• Request:
Show every line below where "população" can be found.

• Source records:

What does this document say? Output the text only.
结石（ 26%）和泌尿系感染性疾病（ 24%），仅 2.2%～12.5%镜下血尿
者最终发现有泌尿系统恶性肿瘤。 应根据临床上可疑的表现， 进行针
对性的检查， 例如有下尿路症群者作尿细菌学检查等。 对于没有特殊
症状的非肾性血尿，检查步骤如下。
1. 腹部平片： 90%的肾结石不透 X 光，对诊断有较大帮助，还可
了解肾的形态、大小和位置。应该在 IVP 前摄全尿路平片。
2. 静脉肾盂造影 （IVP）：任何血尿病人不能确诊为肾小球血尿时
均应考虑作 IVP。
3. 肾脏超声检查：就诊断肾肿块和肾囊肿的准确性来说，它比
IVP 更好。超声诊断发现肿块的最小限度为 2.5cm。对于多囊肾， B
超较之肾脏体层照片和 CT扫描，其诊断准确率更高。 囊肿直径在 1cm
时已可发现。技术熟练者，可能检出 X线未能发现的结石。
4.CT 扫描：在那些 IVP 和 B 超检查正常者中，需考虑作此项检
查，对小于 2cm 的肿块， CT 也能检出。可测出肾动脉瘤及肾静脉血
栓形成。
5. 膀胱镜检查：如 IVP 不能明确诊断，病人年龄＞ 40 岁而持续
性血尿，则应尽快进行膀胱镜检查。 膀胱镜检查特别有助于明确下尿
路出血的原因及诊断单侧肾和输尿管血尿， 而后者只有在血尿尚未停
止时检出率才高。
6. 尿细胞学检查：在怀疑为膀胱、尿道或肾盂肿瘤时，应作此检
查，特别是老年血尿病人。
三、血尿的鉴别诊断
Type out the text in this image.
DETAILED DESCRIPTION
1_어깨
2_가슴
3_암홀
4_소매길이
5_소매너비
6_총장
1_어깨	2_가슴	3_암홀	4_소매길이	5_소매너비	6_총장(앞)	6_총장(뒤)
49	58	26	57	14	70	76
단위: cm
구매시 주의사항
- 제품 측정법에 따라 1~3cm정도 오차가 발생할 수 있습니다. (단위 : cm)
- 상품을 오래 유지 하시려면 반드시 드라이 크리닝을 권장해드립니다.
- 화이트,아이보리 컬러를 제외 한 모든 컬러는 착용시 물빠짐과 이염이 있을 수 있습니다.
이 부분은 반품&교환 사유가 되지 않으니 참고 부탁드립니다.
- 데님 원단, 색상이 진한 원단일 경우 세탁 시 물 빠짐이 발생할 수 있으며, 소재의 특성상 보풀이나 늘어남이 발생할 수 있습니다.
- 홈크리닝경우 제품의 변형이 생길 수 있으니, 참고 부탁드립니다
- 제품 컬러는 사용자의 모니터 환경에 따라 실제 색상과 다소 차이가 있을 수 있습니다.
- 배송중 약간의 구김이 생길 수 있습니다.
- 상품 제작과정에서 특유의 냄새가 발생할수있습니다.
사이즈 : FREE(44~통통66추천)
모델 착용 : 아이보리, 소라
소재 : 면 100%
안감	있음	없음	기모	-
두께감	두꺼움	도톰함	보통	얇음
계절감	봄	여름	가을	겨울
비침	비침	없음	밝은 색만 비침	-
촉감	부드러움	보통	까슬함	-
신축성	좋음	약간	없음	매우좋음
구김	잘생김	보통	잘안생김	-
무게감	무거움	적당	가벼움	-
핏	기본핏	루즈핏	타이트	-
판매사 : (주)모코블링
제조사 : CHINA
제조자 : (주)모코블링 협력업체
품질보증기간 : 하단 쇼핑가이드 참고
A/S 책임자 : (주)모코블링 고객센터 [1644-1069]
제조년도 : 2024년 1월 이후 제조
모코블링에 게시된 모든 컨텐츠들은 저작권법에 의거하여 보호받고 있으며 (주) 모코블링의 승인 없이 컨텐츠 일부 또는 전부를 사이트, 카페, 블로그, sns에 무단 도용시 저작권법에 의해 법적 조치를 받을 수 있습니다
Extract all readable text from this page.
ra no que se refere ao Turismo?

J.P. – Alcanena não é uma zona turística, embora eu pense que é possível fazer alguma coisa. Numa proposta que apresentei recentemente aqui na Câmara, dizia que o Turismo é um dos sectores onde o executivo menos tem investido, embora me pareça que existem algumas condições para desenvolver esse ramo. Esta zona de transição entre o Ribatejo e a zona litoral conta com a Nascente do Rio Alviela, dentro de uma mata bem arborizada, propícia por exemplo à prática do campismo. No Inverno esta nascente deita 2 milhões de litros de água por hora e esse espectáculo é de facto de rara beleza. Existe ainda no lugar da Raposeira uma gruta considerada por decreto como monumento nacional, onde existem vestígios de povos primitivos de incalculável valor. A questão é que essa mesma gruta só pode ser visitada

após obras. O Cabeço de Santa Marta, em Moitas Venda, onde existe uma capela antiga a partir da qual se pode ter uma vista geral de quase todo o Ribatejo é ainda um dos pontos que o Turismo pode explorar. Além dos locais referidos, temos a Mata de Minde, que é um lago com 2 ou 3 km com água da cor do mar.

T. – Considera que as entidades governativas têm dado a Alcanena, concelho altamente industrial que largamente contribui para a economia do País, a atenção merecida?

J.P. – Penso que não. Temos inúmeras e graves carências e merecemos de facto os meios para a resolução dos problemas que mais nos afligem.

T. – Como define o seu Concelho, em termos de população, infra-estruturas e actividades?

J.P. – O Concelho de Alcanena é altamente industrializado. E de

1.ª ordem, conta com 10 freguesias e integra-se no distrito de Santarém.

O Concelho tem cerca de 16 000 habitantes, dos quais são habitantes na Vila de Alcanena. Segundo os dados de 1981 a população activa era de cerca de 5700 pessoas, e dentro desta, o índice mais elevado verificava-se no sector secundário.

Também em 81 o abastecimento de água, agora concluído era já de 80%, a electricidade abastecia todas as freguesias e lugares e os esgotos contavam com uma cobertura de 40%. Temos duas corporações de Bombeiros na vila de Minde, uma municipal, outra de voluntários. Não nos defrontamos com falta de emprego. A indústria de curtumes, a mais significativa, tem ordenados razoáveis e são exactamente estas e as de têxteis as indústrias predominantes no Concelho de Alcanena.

• Task answer:
T. – Como define o seu Concelho, em termos de população, infra-estruturas e actividades?
O Concelho tem cerca de 16 000 habitantes, dos quais são habitantes na Vila de Alcanena. Segundo os dados de 1981 a população activa era de cerca de 5700 pessoas, e dentro desta, o índice mais elevado verificava-se no sector secundário.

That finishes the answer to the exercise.